What is asked> Pull out every line of the listing below where "Озерновская" appears.

Supplied material>
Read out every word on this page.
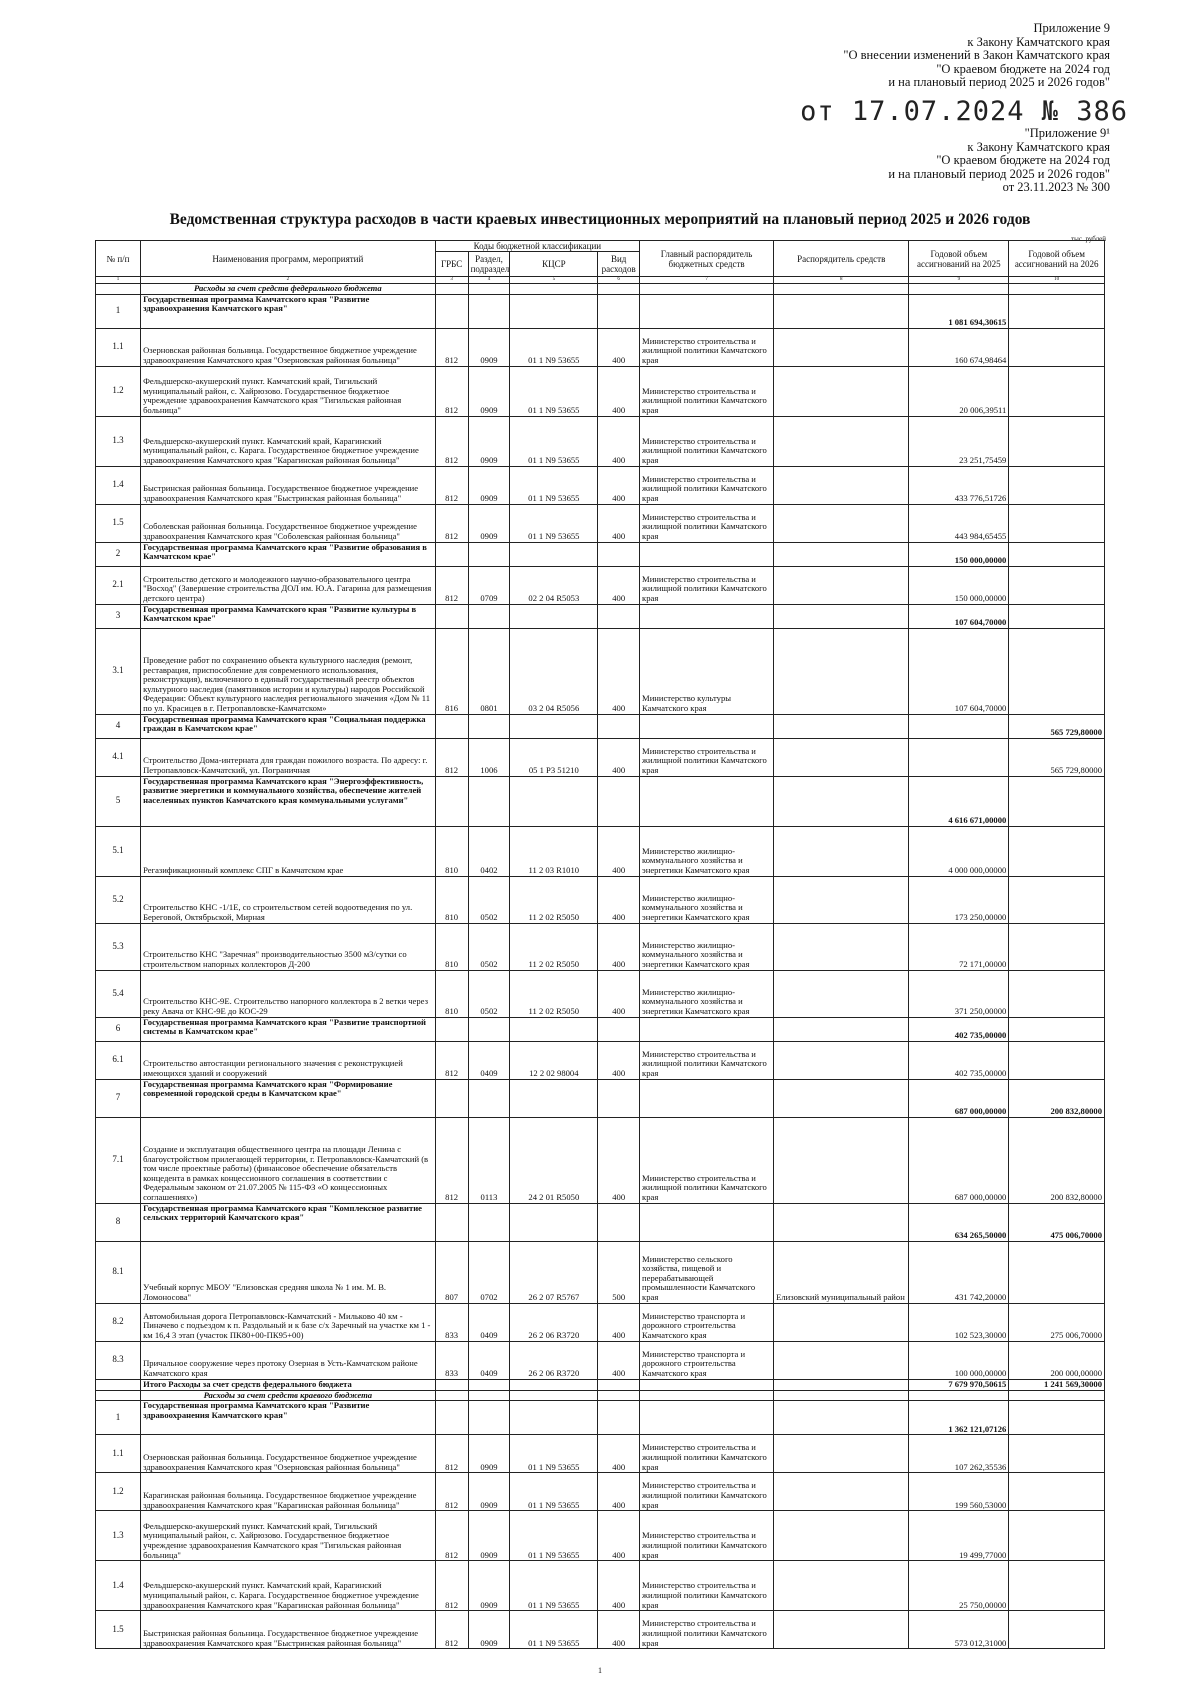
Приложение 9
к Закону Камчатского края
"О внесении изменений в Закон Камчатского края
"О краевом бюджете на 2024 год
и на плановый период 2025 и 2026 годов"
от 17.07.2024 № 386
"Приложение 9¹
к Закону Камчатского края
"О краевом бюджете на 2024 год
и на плановый период 2025 и 2026 годов"
от 23.11.2023 № 300
Ведомственная структура расходов в части краевых инвестиционных мероприятий на плановый период 2025 и 2026 годов
тыс. рублей
№ п/п	Наименования программ, мероприятий	Коды бюджетной классификации				Главный распорядитель бюджетных средств	Распорядитель средств	Годовой объем ассигнований на 2025	Годовой объем ассигнований на 2026
		ГРБС	Раздел, подраздел	КЦСР	Вид расходов				
1	2	3	4	5	6	7	8	9	10
	Расходы за счет средств федерального бюджета								
1	Государственная программа Камчатского края "Развитие здравоохранения Камчатского края"							1 081 694,30615	
1.1	Озерновская районная больница. Государственное бюджетное учреждение здравоохранения Камчатского края "Озерновская районная больница"	812	0909	01 1 N9 53655	400	Министерство строительства и жилищной политики Камчатского края		160 674,98464	
1.2	Фельдшерско-акушерский пункт. Камчатский край, Тигильский муниципальный район, с. Хайрюзово. Государственное бюджетное учреждение здравоохранения Камчатского края "Тигильская районная больница"	812	0909	01 1 N9 53655	400	Министерство строительства и жилищной политики Камчатского края		20 006,39511	
1.3	Фельдшерско-акушерский пункт. Камчатский край, Карагинский муниципальный район, с. Карага. Государственное бюджетное учреждение здравоохранения Камчатского края "Карагинская районная больница"	812	0909	01 1 N9 53655	400	Министерство строительства и жилищной политики Камчатского края		23 251,75459	
1.4	Быстринская районная больница. Государственное бюджетное учреждение здравоохранения Камчатского края "Быстринская районная больница"	812	0909	01 1 N9 53655	400	Министерство строительства и жилищной политики Камчатского края		433 776,51726	
1.5	Соболевская районная больница. Государственное бюджетное учреждение здравоохранения Камчатского края "Соболевская районная больница"	812	0909	01 1 N9 53655	400	Министерство строительства и жилищной политики Камчатского края		443 984,65455	
2	Государственная программа Камчатского края "Развитие образования в Камчатском крае"							150 000,00000	
2.1	Строительство детского и молодежного научно-образовательного центра "Восход" (Завершение строительства ДОЛ им. Ю.А. Гагарина для размещения детского центра)	812	0709	02 2 04 R5053	400	Министерство строительства и жилищной политики Камчатского края		150 000,00000	
3	Государственная программа Камчатского края "Развитие культуры в Камчатском крае"							107 604,70000	
3.1	Проведение работ по сохранению объекта культурного наследия (ремонт, реставрация, приспособление для современного использования, реконструкция), включенного в единый государственный реестр объектов культурного наследия (памятников истории и культуры) народов Российской Федерации: Объект культурного наследия регионального значения «Дом № 11 по ул. Красицев в г. Петропавловске-Камчатском»	816	0801	03 2 04 R5056	400	Министерство культуры Камчатского края		107 604,70000	
4	Государственная программа Камчатского края "Социальная поддержка граждан в Камчатском крае"								565 729,80000
4.1	Строительство Дома-интерната для граждан пожилого возраста. По адресу: г. Петропавловск-Камчатский, ул. Пограничная	812	1006	05 1 P3 51210	400	Министерство строительства и жилищной политики Камчатского края			565 729,80000
5	Государственная программа Камчатского края "Энергоэффективность, развитие энергетики и коммунального хозяйства, обеспечение жителей населенных пунктов Камчатского края коммунальными услугами"							4 616 671,00000	
5.1	Регазификационный комплекс СПГ в Камчатском крае	810	0402	11 2 03 R1010	400	Министерство жилищно-коммунального хозяйства и энергетики Камчатского края		4 000 000,00000	
5.2	Строительство КНС -1/1Е, со строительством сетей водоотведения по ул. Береговой, Октябрьской, Мирная	810	0502	11 2 02 R5050	400	Министерство жилищно-коммунального хозяйства и энергетики Камчатского края		173 250,00000	
5.3	Строительство КНС "Заречная" производительностью 3500 м3/сутки со строительством напорных коллекторов Д-200	810	0502	11 2 02 R5050	400	Министерство жилищно-коммунального хозяйства и энергетики Камчатского края		72 171,00000	
5.4	Строительство КНС-9Е. Строительство напорного коллектора в 2 ветки через реку Авача от КНС-9Е до КОС-29	810	0502	11 2 02 R5050	400	Министерство жилищно-коммунального хозяйства и энергетики Камчатского края		371 250,00000	
6	Государственная программа Камчатского края "Развитие транспортной системы в Камчатском крае"							402 735,00000	
6.1	Строительство автостанции регионального значения с реконструкцией имеющихся зданий и сооружений	812	0409	12 2 02 98004	400	Министерство строительства и жилищной политики Камчатского края		402 735,00000	
7	Государственная программа Камчатского края "Формирование современной городской среды в Камчатском крае"							687 000,00000	200 832,80000
7.1	Создание и эксплуатация общественного центра на площади Ленина с благоустройством прилегающей территории, г. Петропавловск-Камчатский (в том числе проектные работы) (финансовое обеспечение обязательств концедента в рамках концессионного соглашения в соответствии с Федеральным законом от 21.07.2005 № 115-ФЗ «О концессионных соглашениях»)	812	0113	24 2 01 R5050	400	Министерство строительства и жилищной политики Камчатского края		687 000,00000	200 832,80000
8	Государственная программа Камчатского края "Комплексное развитие сельских территорий Камчатского края"							634 265,50000	475 006,70000
8.1	Учебный корпус МБОУ "Елизовская средняя школа № 1 им. М. В. Ломоносова"	807	0702	26 2 07 R5767	500	Министерство сельского хозяйства, пищевой и перерабатывающей промышленности Камчатского края	Елизовский муниципальный район	431 742,20000	
8.2	Автомобильная дорога Петропавловск-Камчатский - Мильково 40 км - Пиначево с подъездом к п. Раздольный и к базе с/х Заречный на участке км 1 - км 16,4 3 этап (участок ПК80+00-ПК95+00)	833	0409	26 2 06 R3720	400	Министерство транспорта и дорожного строительства Камчатского края		102 523,30000	275 006,70000
8.3	Причальное сооружение через протоку Озерная в Усть-Камчатском районе Камчатского края	833	0409	26 2 06 R3720	400	Министерство транспорта и дорожного строительства Камчатского края		100 000,00000	200 000,00000
	Итого Расходы за счет средств федерального бюджета							7 679 970,50615	1 241 569,30000
	Расходы за счет средств краевого бюджета								
1	Государственная программа Камчатского края "Развитие здравоохранения Камчатского края"							1 362 121,07126	
1.1	Озерновская районная больница. Государственное бюджетное учреждение здравоохранения Камчатского края "Озерновская районная больница"	812	0909	01 1 N9 53655	400	Министерство строительства и жилищной политики Камчатского края		107 262,35536	
1.2	Карагинская районная больница. Государственное бюджетное учреждение здравоохранения Камчатского края "Карагинская районная больница"	812	0909	01 1 N9 53655	400	Министерство строительства и жилищной политики Камчатского края		199 560,53000	
1.3	Фельдшерско-акушерский пункт. Камчатский край, Тигильский муниципальный район, с. Хайрюзово. Государственное бюджетное учреждение здравоохранения Камчатского края "Тигильская районная больница"	812	0909	01 1 N9 53655	400	Министерство строительства и жилищной политики Камчатского края		19 499,77000	
1.4	Фельдшерско-акушерский пункт. Камчатский край, Карагинский муниципальный район, с. Карага. Государственное бюджетное учреждение здравоохранения Камчатского края "Карагинская районная больница"	812	0909	01 1 N9 53655	400	Министерство строительства и жилищной политики Камчатского края		25 750,00000	
1.5	Быстринская районная больница. Государственное бюджетное учреждение здравоохранения Камчатского края "Быстринская районная больница"	812	0909	01 1 N9 53655	400	Министерство строительства и жилищной политики Камчатского края		573 012,31000	
1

Finished exercise>
1.1	Озерновская районная больница. Государственное бюджетное учреждение здравоохранения Камчатского края "Озерновская районная больница"	812	0909	01 1 N9 53655	400	Министерство строительства и жилищной политики Камчатского края		160 674,98464	
1.1	Озерновская районная больница. Государственное бюджетное учреждение здравоохранения Камчатского края "Озерновская районная больница"	812	0909	01 1 N9 53655	400	Министерство строительства и жилищной политики Камчатского края		107 262,35536	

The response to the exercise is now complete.